Pick out every line with the word "true" and copy it.

(Collected data)
======
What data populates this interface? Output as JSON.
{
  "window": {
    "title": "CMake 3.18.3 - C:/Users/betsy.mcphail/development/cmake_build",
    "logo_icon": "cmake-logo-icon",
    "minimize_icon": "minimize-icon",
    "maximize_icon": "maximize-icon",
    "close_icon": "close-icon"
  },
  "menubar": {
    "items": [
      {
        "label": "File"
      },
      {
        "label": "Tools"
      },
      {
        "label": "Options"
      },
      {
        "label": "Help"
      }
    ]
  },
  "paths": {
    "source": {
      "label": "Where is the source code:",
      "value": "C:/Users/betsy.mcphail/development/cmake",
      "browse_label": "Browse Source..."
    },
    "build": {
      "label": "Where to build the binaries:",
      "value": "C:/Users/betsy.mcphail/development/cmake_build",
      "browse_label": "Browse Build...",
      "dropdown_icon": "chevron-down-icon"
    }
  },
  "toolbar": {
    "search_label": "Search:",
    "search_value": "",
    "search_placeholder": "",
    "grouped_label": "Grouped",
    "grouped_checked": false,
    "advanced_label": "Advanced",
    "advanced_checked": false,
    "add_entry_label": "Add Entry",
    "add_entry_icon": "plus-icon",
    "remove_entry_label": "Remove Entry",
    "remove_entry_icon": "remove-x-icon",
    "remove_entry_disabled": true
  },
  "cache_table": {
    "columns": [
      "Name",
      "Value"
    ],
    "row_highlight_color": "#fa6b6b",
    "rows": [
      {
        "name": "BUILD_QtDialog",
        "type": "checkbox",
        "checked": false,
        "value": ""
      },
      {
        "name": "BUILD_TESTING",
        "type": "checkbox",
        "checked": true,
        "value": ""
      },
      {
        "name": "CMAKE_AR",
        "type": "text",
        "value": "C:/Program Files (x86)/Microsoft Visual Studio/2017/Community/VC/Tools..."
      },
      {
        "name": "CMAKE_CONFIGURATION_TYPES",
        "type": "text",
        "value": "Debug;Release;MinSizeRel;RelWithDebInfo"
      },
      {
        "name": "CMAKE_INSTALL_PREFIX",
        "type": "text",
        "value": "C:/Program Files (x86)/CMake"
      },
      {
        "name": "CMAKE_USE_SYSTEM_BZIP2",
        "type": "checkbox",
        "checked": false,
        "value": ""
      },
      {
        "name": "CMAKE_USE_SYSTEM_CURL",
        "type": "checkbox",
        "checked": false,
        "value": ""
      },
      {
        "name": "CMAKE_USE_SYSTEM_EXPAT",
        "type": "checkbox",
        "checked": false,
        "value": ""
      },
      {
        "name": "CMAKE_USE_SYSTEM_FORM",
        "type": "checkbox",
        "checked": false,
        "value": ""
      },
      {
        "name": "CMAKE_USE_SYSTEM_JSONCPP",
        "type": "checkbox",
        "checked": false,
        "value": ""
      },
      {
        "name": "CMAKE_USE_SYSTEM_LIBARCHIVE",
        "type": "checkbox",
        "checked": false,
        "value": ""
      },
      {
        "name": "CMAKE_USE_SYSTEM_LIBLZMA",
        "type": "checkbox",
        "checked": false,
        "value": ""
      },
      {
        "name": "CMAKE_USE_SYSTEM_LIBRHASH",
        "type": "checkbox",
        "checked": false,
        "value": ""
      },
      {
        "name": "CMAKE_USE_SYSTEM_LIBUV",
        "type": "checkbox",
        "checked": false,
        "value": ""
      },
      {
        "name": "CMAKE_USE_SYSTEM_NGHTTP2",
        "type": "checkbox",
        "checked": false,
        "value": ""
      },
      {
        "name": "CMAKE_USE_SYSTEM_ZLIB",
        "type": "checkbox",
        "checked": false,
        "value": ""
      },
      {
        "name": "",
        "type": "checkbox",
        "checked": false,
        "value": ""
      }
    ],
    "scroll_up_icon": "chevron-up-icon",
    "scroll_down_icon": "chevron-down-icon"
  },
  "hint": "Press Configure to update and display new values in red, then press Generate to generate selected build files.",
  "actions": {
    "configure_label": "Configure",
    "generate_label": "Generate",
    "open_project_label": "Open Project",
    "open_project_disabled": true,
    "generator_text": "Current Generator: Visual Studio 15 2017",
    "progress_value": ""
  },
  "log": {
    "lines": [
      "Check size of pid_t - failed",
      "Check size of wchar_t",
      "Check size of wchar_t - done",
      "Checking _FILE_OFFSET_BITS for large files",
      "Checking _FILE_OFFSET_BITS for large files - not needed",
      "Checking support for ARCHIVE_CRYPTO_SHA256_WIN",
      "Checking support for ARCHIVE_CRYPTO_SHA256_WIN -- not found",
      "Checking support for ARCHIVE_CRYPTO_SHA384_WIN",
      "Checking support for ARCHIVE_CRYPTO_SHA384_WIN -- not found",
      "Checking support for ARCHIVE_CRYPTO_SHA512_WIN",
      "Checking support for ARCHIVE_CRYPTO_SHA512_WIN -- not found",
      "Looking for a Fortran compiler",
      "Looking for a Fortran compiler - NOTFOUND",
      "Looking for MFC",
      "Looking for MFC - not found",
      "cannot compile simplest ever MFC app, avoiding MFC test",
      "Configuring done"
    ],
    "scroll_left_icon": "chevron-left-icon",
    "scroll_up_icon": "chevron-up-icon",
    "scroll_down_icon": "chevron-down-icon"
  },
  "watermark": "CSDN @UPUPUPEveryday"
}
======
→ **OUTPUT OF THE EXERCISE**
    "remove_entry_disabled": true
        "checked": true,
    "open_project_disabled": true,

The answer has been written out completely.